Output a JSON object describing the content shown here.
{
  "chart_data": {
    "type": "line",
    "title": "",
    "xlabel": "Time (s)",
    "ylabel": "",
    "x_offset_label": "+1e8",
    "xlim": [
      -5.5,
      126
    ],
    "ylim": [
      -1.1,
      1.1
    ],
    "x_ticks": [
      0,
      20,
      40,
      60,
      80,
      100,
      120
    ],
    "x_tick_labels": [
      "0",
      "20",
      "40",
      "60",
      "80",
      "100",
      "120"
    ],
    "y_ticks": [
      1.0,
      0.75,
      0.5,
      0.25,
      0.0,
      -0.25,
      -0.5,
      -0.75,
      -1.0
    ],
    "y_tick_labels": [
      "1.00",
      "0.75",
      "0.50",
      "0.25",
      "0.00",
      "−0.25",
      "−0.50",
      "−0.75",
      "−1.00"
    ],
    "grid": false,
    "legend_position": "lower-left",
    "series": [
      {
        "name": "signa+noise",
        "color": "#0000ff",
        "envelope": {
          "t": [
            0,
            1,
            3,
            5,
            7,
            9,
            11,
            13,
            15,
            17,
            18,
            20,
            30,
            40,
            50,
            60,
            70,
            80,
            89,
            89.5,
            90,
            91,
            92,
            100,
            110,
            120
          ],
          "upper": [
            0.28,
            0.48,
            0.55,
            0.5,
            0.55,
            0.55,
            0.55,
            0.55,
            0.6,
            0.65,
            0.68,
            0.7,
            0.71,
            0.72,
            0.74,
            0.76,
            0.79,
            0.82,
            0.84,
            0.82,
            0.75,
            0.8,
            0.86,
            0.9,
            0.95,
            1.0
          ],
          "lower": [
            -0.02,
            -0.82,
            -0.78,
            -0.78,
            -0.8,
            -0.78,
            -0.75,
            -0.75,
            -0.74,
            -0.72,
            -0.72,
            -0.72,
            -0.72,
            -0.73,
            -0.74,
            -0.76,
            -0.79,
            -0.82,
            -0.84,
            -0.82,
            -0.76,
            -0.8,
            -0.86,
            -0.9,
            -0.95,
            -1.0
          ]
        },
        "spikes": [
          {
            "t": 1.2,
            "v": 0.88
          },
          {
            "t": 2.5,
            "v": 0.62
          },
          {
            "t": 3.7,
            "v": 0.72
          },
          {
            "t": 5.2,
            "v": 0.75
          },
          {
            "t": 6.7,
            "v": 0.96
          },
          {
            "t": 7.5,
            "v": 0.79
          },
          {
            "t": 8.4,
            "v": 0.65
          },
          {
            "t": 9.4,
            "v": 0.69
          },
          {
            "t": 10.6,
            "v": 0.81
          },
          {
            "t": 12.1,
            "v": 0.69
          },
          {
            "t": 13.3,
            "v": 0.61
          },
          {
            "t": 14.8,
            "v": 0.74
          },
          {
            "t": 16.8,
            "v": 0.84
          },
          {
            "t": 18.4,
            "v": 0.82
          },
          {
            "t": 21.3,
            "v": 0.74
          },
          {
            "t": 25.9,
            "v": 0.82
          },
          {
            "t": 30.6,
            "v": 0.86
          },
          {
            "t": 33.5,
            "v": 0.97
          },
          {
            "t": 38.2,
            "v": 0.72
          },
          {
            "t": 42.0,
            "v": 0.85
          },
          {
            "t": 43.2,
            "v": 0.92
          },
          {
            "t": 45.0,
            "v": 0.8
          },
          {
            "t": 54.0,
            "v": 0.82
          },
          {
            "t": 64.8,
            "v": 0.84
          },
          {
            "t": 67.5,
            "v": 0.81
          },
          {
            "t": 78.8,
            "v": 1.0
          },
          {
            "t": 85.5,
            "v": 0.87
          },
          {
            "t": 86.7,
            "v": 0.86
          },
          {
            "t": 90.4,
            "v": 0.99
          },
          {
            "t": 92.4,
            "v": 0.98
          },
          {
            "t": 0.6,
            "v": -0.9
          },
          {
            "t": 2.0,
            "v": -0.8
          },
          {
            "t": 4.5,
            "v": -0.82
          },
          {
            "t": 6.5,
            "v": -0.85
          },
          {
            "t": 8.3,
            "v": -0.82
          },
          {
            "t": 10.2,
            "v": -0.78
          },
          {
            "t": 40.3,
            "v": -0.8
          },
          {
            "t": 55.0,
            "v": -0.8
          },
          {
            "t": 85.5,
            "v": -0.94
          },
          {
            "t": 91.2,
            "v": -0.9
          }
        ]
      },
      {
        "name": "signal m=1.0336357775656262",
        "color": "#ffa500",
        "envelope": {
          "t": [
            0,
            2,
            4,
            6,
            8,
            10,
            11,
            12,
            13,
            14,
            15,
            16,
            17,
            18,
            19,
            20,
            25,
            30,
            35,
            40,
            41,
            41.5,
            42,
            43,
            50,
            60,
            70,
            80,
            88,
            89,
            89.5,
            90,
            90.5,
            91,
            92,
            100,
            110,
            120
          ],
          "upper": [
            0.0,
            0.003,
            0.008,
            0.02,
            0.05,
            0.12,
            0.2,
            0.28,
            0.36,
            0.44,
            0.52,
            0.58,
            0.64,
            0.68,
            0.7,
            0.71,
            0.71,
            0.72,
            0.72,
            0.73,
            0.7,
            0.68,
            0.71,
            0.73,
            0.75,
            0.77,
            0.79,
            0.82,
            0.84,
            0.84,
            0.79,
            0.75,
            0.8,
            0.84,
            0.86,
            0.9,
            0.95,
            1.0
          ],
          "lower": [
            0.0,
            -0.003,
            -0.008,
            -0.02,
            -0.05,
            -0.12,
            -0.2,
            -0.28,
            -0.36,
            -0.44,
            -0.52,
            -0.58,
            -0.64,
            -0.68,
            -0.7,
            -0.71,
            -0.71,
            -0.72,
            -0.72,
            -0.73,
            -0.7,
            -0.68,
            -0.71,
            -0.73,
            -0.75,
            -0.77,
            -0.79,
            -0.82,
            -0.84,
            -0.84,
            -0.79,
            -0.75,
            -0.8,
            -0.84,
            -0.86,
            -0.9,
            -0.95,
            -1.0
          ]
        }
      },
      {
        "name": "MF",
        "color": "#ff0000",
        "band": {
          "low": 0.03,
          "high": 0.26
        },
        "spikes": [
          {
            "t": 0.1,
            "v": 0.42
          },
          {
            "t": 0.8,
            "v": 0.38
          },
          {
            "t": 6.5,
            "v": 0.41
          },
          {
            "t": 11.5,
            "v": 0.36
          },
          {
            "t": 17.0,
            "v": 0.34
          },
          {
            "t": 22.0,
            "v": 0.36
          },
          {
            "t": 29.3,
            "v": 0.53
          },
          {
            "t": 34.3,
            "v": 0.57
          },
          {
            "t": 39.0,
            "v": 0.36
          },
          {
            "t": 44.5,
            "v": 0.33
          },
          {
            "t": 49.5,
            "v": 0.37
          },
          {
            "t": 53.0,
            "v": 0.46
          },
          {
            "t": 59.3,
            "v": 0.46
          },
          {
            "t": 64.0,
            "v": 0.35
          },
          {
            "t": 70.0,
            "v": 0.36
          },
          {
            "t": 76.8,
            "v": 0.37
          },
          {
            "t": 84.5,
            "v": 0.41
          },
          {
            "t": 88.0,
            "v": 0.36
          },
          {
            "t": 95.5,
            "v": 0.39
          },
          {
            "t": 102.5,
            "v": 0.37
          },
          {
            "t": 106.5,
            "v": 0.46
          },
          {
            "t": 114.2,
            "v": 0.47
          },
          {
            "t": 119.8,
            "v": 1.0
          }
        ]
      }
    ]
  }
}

= EXERCISE TASK =
Output the entries exactly.

= TASK SOLUTION =
Output a JSON object describing the content shown here.
{
  "chart_data": {
    "type": "line",
    "title": "",
    "xlabel": "Time (s)",
    "ylabel": "",
    "x_offset_label": "+1e8",
    "xlim": [
      -5.5,
      126
    ],
    "ylim": [
      -1.1,
      1.1
    ],
    "x_ticks": [
      0,
      20,
      40,
      60,
      80,
      100,
      120
    ],
    "x_tick_labels": [
      "0",
      "20",
      "40",
      "60",
      "80",
      "100",
      "120"
    ],
    "y_ticks": [
      1.0,
      0.75,
      0.5,
      0.25,
      0.0,
      -0.25,
      -0.5,
      -0.75,
      -1.0
    ],
    "y_tick_labels": [
      "1.00",
      "0.75",
      "0.50",
      "0.25",
      "0.00",
      "−0.25",
      "−0.50",
      "−0.75",
      "−1.00"
    ],
    "grid": false,
    "legend_position": "lower-left",
    "series": [
      {
        "name": "signa+noise",
        "color": "#0000ff",
        "envelope": {
          "t": [
            0,
            1,
            3,
            5,
            7,
            9,
            11,
            13,
            15,
            17,
            18,
            20,
            30,
            40,
            50,
            60,
            70,
            80,
            89,
            89.5,
            90,
            91,
            92,
            100,
            110,
            120
          ],
          "upper": [
            0.28,
            0.48,
            0.55,
            0.5,
            0.55,
            0.55,
            0.55,
            0.55,
            0.6,
            0.65,
            0.68,
            0.7,
            0.71,
            0.72,
            0.74,
            0.76,
            0.79,
            0.82,
            0.84,
            0.82,
            0.75,
            0.8,
            0.86,
            0.9,
            0.95,
            1.0
          ],
          "lower": [
            -0.02,
            -0.82,
            -0.78,
            -0.78,
            -0.8,
            -0.78,
            -0.75,
            -0.75,
            -0.74,
            -0.72,
            -0.72,
            -0.72,
            -0.72,
            -0.73,
            -0.74,
            -0.76,
            -0.79,
            -0.82,
            -0.84,
            -0.82,
            -0.76,
            -0.8,
            -0.86,
            -0.9,
            -0.95,
            -1.0
          ]
        },
        "spikes": [
          {
            "t": 1.2,
            "v": 0.88
          },
          {
            "t": 2.5,
            "v": 0.62
          },
          {
            "t": 3.7,
            "v": 0.72
          },
          {
            "t": 5.2,
            "v": 0.75
          },
          {
            "t": 6.7,
            "v": 0.96
          },
          {
            "t": 7.5,
            "v": 0.79
          },
          {
            "t": 8.4,
            "v": 0.65
          },
          {
            "t": 9.4,
            "v": 0.69
          },
          {
            "t": 10.6,
            "v": 0.81
          },
          {
            "t": 12.1,
            "v": 0.69
          },
          {
            "t": 13.3,
            "v": 0.61
          },
          {
            "t": 14.8,
            "v": 0.74
          },
          {
            "t": 16.8,
            "v": 0.84
          },
          {
            "t": 18.4,
            "v": 0.82
          },
          {
            "t": 21.3,
            "v": 0.74
          },
          {
            "t": 25.9,
            "v": 0.82
          },
          {
            "t": 30.6,
            "v": 0.86
          },
          {
            "t": 33.5,
            "v": 0.97
          },
          {
            "t": 38.2,
            "v": 0.72
          },
          {
            "t": 42.0,
            "v": 0.85
          },
          {
            "t": 43.2,
            "v": 0.92
          },
          {
            "t": 45.0,
            "v": 0.8
          },
          {
            "t": 54.0,
            "v": 0.82
          },
          {
            "t": 64.8,
            "v": 0.84
          },
          {
            "t": 67.5,
            "v": 0.81
          },
          {
            "t": 78.8,
            "v": 1.0
          },
          {
            "t": 85.5,
            "v": 0.87
          },
          {
            "t": 86.7,
            "v": 0.86
          },
          {
            "t": 90.4,
            "v": 0.99
          },
          {
            "t": 92.4,
            "v": 0.98
          },
          {
            "t": 0.6,
            "v": -0.9
          },
          {
            "t": 2.0,
            "v": -0.8
          },
          {
            "t": 4.5,
            "v": -0.82
          },
          {
            "t": 6.5,
            "v": -0.85
          },
          {
            "t": 8.3,
            "v": -0.82
          },
          {
            "t": 10.2,
            "v": -0.78
          },
          {
            "t": 40.3,
            "v": -0.8
          },
          {
            "t": 55.0,
            "v": -0.8
          },
          {
            "t": 85.5,
            "v": -0.94
          },
          {
            "t": 91.2,
            "v": -0.9
          }
        ]
      },
      {
        "name": "signal m=1.0336357775656262",
        "color": "#ffa500",
        "envelope": {
          "t": [
            0,
            2,
            4,
            6,
            8,
            10,
            11,
            12,
            13,
            14,
            15,
            16,
            17,
            18,
            19,
            20,
            25,
            30,
            35,
            40,
            41,
            41.5,
            42,
            43,
            50,
            60,
            70,
            80,
            88,
            89,
            89.5,
            90,
            90.5,
            91,
            92,
            100,
            110,
            120
          ],
          "upper": [
            0.0,
            0.003,
            0.008,
            0.02,
            0.05,
            0.12,
            0.2,
            0.28,
            0.36,
            0.44,
            0.52,
            0.58,
            0.64,
            0.68,
            0.7,
            0.71,
            0.71,
            0.72,
            0.72,
            0.73,
            0.7,
            0.68,
            0.71,
            0.73,
            0.75,
            0.77,
            0.79,
            0.82,
            0.84,
            0.84,
            0.79,
            0.75,
            0.8,
            0.84,
            0.86,
            0.9,
            0.95,
            1.0
          ],
          "lower": [
            0.0,
            -0.003,
            -0.008,
            -0.02,
            -0.05,
            -0.12,
            -0.2,
            -0.28,
            -0.36,
            -0.44,
            -0.52,
            -0.58,
            -0.64,
            -0.68,
            -0.7,
            -0.71,
            -0.71,
            -0.72,
            -0.72,
            -0.73,
            -0.7,
            -0.68,
            -0.71,
            -0.73,
            -0.75,
            -0.77,
            -0.79,
            -0.82,
            -0.84,
            -0.84,
            -0.79,
            -0.75,
            -0.8,
            -0.84,
            -0.86,
            -0.9,
            -0.95,
            -1.0
          ]
        }
      },
      {
        "name": "MF",
        "color": "#ff0000",
        "band": {
          "low": 0.03,
          "high": 0.26
        },
        "spikes": [
          {
            "t": 0.1,
            "v": 0.42
          },
          {
            "t": 0.8,
            "v": 0.38
          },
          {
            "t": 6.5,
            "v": 0.41
          },
          {
            "t": 11.5,
            "v": 0.36
          },
          {
            "t": 17.0,
            "v": 0.34
          },
          {
            "t": 22.0,
            "v": 0.36
          },
          {
            "t": 29.3,
            "v": 0.53
          },
          {
            "t": 34.3,
            "v": 0.57
          },
          {
            "t": 39.0,
            "v": 0.36
          },
          {
            "t": 44.5,
            "v": 0.33
          },
          {
            "t": 49.5,
            "v": 0.37
          },
          {
            "t": 53.0,
            "v": 0.46
          },
          {
            "t": 59.3,
            "v": 0.46
          },
          {
            "t": 64.0,
            "v": 0.35
          },
          {
            "t": 70.0,
            "v": 0.36
          },
          {
            "t": 76.8,
            "v": 0.37
          },
          {
            "t": 84.5,
            "v": 0.41
          },
          {
            "t": 88.0,
            "v": 0.36
          },
          {
            "t": 95.5,
            "v": 0.39
          },
          {
            "t": 102.5,
            "v": 0.37
          },
          {
            "t": 106.5,
            "v": 0.46
          },
          {
            "t": 114.2,
            "v": 0.47
          },
          {
            "t": 119.8,
            "v": 1.0
          }
        ]
      }
    ]
  }
}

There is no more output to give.